[start]
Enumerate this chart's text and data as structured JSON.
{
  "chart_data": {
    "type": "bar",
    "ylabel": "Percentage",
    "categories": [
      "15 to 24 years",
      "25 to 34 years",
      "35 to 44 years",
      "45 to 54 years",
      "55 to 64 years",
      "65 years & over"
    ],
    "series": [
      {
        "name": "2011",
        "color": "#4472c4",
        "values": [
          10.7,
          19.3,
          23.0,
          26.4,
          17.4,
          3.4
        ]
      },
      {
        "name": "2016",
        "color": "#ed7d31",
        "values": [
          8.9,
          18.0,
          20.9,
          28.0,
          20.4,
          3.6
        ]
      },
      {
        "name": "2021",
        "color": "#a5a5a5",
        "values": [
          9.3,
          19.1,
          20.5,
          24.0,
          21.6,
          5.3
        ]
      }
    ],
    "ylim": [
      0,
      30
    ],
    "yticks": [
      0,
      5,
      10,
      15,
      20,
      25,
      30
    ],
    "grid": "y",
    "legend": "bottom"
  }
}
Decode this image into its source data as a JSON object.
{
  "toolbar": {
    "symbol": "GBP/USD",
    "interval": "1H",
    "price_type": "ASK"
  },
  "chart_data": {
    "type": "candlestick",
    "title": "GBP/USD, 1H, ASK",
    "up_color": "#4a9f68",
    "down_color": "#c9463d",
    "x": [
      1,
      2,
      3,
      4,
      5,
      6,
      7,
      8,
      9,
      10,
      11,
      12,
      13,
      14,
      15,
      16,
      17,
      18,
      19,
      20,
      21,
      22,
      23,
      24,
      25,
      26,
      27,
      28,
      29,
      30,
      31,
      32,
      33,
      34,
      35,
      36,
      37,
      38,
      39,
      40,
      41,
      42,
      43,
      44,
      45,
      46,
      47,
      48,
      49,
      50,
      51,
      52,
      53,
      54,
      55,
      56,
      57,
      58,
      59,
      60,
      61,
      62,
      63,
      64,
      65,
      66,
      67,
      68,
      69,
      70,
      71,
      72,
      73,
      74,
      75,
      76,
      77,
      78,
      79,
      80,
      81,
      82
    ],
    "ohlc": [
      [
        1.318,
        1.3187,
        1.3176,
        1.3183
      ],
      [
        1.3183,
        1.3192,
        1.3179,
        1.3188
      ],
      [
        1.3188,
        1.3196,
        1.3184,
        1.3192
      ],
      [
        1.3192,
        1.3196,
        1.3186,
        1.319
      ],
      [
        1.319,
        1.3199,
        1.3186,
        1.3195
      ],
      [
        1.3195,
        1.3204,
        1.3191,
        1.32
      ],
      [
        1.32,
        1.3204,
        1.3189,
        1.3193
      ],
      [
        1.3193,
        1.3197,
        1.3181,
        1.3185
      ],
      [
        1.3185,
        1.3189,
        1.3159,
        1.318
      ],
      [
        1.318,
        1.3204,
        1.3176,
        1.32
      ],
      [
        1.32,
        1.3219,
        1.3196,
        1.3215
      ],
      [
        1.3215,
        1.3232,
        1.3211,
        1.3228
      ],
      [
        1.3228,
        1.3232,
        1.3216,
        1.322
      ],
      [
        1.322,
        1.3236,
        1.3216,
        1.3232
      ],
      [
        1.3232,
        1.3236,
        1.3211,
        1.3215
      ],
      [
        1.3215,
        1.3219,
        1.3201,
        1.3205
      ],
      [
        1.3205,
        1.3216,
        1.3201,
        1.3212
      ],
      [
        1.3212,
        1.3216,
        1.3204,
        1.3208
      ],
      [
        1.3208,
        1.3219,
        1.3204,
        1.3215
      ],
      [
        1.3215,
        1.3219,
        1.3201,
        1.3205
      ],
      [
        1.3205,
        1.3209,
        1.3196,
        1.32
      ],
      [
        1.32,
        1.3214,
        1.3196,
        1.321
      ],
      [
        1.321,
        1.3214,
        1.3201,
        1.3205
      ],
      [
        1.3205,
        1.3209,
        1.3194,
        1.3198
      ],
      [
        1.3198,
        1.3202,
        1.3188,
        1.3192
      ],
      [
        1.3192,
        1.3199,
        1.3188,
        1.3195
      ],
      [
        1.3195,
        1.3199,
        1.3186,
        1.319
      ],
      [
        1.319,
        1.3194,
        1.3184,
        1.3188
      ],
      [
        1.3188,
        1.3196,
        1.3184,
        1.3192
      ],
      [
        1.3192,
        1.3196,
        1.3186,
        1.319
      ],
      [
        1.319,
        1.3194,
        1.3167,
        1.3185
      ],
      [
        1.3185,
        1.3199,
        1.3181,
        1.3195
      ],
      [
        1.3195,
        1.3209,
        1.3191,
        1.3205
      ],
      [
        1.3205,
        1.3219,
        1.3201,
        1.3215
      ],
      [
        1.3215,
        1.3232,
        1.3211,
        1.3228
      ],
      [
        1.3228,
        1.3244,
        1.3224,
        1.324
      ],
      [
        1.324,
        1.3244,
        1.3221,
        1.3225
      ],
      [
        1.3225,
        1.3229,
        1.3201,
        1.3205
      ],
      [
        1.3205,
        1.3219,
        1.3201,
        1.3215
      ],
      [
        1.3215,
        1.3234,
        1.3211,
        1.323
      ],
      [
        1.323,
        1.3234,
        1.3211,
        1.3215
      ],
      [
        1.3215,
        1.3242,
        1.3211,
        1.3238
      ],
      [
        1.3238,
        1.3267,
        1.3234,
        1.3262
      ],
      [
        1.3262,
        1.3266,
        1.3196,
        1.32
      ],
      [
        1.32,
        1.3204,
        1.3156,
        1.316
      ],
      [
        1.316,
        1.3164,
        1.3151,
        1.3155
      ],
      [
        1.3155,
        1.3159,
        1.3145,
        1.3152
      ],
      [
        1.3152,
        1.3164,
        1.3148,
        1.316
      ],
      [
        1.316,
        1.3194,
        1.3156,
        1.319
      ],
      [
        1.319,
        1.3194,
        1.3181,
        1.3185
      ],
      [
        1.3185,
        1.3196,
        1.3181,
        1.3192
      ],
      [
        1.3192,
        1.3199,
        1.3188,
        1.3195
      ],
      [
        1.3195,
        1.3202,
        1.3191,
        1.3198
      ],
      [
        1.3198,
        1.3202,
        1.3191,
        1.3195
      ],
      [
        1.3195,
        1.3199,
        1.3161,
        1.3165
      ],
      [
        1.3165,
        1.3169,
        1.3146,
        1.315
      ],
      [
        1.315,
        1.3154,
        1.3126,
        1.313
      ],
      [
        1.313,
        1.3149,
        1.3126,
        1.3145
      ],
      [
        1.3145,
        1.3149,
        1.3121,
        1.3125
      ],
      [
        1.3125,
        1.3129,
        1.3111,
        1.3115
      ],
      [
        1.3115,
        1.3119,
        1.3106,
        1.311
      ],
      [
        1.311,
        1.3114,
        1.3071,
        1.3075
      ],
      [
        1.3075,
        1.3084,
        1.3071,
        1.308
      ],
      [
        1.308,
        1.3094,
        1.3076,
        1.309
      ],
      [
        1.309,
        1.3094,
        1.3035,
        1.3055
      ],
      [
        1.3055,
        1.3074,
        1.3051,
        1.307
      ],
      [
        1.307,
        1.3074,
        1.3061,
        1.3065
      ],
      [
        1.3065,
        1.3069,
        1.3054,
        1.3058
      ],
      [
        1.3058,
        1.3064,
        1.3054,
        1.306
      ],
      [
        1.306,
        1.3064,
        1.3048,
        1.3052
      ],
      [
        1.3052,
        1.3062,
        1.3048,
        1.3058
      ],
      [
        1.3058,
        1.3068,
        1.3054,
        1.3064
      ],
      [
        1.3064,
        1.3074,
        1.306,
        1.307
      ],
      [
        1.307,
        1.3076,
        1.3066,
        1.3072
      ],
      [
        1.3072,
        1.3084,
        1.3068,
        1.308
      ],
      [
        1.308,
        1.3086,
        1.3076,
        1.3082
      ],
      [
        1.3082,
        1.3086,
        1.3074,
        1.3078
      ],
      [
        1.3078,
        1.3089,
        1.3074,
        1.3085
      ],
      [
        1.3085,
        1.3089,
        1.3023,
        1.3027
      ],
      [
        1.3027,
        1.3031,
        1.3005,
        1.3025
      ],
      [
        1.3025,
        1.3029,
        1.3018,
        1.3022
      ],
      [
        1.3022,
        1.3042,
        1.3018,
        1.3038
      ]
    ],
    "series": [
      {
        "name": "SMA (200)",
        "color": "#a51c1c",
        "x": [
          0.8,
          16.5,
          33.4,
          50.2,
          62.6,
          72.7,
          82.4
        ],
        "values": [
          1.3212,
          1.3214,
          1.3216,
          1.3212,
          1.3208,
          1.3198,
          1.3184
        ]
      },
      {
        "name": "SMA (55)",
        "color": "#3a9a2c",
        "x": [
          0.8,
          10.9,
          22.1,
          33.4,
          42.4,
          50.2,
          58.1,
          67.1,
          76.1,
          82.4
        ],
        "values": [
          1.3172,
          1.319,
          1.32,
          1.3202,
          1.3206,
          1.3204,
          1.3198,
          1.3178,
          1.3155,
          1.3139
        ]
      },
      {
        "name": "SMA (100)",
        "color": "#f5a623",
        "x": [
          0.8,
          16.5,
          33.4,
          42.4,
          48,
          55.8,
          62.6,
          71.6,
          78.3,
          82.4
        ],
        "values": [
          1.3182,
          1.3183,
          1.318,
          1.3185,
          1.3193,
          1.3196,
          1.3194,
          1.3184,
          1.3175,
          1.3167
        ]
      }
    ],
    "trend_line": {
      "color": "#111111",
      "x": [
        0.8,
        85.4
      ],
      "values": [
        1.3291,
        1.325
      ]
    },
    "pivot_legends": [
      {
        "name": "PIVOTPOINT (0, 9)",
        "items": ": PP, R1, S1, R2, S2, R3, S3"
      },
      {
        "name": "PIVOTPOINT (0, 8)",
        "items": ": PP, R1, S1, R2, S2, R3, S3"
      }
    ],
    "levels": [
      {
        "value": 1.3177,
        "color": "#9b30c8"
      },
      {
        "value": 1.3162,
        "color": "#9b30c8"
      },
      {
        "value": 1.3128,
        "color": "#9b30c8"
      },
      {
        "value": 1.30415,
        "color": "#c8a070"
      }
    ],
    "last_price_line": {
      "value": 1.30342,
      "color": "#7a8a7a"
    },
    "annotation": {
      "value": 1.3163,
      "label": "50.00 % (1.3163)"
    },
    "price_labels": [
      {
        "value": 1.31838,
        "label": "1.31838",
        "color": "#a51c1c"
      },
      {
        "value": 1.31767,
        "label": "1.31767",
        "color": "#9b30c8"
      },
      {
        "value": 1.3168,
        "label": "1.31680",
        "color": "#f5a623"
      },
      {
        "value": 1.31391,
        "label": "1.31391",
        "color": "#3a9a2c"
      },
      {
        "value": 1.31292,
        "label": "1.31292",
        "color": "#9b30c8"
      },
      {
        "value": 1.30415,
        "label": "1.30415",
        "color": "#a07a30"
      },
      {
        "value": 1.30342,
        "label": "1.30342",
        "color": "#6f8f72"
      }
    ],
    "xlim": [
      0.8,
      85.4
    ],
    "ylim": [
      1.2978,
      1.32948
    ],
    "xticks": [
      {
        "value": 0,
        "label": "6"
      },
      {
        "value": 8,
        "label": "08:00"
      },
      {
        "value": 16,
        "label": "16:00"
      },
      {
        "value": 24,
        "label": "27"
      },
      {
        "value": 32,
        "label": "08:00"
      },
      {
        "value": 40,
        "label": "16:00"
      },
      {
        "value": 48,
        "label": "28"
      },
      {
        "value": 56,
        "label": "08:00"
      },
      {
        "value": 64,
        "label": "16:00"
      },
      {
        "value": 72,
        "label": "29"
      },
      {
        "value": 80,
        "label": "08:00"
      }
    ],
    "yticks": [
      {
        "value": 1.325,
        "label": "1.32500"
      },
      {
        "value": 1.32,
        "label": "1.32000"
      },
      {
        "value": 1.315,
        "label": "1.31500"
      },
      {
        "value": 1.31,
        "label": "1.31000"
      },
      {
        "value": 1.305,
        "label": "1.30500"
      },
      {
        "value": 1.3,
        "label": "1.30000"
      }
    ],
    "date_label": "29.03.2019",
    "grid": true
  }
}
[end]
*REQUIREMENTS*.
From the data above, copy each line that holds "this".

*ANSWER TO THE EXERCISE*.
Enumerate this chart's text and data as structured JSON.
Decode this image into its source data as a JSON object.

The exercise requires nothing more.